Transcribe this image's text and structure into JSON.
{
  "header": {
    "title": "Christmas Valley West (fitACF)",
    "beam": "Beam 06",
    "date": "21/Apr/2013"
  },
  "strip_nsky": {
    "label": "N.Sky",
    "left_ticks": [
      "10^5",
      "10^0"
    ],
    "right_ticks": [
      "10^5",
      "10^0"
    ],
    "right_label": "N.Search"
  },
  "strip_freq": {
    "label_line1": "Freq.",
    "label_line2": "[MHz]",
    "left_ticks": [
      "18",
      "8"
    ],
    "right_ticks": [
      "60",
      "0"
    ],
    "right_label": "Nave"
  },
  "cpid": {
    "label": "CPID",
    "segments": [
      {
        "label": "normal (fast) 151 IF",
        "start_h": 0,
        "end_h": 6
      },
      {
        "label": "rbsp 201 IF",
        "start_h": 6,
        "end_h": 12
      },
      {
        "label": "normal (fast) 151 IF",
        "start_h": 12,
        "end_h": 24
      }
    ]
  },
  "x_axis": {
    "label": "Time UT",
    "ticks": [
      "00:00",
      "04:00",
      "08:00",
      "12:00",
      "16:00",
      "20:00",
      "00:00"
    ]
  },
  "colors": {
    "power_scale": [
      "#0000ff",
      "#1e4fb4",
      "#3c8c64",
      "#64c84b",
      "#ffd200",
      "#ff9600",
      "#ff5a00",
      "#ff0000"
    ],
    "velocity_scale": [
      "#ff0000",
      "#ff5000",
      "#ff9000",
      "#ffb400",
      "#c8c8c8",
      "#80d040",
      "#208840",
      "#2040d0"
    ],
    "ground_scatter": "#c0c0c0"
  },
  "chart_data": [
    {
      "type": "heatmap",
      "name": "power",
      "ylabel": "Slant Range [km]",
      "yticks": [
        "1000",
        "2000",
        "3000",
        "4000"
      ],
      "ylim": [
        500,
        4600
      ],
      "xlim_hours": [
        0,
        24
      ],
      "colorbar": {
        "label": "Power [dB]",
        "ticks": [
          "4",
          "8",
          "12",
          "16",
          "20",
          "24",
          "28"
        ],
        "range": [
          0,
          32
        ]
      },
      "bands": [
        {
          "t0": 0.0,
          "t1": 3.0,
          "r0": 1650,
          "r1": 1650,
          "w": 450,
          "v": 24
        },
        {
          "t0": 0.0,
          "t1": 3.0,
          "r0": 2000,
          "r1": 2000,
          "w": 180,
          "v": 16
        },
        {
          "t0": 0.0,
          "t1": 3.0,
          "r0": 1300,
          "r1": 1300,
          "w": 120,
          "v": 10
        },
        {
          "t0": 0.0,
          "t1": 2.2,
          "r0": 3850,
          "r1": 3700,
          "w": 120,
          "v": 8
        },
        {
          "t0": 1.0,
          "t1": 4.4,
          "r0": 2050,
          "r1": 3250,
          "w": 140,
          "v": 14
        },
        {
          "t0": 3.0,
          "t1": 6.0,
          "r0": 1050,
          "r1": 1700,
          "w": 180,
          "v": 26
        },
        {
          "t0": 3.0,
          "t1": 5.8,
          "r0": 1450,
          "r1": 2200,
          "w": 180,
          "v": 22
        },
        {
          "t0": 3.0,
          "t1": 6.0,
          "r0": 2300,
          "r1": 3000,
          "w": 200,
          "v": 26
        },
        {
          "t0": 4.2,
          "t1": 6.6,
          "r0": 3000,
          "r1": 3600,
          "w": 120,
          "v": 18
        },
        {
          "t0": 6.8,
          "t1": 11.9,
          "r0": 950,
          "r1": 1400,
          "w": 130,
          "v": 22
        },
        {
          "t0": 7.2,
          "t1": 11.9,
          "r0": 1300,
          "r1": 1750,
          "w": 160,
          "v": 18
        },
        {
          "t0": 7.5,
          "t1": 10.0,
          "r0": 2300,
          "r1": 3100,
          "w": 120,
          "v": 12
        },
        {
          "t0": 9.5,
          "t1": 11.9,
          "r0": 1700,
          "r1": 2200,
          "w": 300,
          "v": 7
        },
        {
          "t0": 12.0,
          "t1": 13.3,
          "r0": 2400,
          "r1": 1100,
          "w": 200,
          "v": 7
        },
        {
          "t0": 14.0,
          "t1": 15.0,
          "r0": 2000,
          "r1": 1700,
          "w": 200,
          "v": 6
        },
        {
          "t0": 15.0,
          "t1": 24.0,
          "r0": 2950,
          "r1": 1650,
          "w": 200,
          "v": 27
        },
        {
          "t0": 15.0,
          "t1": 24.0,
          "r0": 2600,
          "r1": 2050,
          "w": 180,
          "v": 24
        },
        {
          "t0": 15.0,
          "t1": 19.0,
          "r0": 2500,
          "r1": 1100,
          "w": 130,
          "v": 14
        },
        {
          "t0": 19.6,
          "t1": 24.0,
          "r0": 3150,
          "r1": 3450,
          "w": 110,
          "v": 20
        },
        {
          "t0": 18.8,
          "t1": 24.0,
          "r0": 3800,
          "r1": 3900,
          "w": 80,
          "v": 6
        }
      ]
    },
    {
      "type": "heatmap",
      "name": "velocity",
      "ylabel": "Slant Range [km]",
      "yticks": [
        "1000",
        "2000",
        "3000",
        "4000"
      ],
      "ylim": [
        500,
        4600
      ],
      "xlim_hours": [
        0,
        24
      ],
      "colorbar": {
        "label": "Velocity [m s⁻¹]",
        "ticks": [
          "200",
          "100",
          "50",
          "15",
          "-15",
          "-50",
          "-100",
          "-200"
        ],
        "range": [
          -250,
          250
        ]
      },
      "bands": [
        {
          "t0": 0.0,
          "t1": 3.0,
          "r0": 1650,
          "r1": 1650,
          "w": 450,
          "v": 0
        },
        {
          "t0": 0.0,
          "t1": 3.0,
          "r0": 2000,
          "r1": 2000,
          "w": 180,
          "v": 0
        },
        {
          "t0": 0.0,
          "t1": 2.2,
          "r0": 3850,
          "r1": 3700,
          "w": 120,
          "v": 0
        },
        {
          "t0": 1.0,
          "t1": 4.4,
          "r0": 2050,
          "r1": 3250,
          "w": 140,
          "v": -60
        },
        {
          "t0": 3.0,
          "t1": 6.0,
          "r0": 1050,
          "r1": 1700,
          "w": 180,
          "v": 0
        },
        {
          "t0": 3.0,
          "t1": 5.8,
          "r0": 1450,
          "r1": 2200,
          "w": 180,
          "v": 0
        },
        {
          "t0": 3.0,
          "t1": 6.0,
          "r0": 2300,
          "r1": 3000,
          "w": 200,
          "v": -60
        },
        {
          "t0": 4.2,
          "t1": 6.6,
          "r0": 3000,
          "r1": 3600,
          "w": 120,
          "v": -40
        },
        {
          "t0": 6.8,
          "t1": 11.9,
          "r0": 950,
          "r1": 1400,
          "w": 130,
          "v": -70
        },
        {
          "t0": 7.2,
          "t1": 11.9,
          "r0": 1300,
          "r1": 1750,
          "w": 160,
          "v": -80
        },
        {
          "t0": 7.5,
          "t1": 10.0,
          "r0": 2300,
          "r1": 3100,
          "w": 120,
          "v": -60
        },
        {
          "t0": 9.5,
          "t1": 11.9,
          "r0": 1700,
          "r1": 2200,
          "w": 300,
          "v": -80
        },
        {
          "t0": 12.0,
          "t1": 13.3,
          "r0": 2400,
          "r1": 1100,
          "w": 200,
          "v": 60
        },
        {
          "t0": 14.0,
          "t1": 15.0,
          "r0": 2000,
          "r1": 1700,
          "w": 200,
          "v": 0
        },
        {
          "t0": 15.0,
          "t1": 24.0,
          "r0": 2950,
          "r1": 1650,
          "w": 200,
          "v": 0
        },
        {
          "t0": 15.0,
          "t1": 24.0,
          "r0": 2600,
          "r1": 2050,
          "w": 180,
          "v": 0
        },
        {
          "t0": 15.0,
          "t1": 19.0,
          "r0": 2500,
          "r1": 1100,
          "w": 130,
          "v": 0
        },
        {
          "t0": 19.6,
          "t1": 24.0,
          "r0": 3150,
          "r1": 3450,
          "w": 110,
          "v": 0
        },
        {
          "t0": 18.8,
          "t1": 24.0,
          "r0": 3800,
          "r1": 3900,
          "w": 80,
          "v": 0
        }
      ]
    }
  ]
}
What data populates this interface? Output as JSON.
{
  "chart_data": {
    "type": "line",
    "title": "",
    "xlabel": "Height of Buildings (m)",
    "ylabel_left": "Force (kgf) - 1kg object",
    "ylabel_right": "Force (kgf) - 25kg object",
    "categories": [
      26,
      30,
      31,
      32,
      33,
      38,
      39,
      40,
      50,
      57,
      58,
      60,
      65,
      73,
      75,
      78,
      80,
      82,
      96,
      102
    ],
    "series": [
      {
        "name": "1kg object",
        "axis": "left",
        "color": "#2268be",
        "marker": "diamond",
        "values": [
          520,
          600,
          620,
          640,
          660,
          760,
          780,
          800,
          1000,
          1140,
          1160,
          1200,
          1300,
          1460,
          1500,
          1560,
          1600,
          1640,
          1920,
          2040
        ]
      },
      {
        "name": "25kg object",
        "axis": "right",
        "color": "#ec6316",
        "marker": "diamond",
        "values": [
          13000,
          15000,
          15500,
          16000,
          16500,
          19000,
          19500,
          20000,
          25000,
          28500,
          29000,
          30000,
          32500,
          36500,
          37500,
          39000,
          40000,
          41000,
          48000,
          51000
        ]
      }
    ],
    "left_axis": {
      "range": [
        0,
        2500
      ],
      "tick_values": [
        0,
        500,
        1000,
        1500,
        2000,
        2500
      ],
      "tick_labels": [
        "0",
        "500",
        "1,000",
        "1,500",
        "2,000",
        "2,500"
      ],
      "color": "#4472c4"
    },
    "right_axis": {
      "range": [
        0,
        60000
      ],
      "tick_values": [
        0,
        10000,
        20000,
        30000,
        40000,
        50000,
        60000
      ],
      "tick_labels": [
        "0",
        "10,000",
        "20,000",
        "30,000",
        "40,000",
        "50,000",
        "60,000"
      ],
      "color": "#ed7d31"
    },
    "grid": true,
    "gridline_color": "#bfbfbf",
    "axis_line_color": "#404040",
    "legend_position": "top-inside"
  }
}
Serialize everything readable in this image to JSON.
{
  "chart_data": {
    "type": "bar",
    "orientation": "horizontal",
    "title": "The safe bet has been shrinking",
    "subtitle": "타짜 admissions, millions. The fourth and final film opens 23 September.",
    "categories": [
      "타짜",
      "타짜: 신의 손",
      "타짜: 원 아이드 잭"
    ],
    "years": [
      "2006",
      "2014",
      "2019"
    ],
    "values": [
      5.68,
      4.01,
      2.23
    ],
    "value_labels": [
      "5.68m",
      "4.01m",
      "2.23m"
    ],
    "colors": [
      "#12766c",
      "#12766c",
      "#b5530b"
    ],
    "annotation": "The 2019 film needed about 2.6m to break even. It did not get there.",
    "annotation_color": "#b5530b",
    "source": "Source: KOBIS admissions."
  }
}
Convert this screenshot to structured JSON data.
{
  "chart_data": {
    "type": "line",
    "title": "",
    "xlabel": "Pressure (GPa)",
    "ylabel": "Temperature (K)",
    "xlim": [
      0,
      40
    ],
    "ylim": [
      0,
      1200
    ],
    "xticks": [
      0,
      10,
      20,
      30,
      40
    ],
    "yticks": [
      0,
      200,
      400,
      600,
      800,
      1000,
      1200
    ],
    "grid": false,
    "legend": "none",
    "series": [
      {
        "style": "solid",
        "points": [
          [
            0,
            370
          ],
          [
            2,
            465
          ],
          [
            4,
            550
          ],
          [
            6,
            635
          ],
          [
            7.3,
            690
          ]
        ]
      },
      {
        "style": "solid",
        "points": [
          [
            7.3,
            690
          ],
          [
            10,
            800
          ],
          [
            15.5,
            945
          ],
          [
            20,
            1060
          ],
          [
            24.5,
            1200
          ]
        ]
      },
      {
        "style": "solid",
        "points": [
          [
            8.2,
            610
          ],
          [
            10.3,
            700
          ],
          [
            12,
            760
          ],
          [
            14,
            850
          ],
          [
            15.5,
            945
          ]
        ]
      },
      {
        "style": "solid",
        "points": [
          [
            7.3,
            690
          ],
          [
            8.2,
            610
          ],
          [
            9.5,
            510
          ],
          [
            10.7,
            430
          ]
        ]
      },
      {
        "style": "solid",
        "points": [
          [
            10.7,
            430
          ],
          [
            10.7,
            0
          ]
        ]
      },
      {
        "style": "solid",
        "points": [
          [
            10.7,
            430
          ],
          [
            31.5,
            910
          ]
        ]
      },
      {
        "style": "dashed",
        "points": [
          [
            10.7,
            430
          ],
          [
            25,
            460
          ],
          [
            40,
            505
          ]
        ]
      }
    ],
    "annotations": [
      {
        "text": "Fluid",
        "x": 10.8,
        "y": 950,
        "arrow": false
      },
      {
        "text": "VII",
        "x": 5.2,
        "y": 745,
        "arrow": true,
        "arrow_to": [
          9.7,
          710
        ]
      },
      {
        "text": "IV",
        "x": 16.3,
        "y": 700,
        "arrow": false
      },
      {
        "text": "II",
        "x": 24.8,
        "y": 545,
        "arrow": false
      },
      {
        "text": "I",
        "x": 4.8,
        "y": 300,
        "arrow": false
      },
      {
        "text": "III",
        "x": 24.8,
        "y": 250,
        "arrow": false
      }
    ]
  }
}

__Problem statement__. List the lines of the records where "name" occurs.

__Final result__.
      "name": "power",
      "name": "velocity",
        "name": "1kg object",
        "name": "25kg object",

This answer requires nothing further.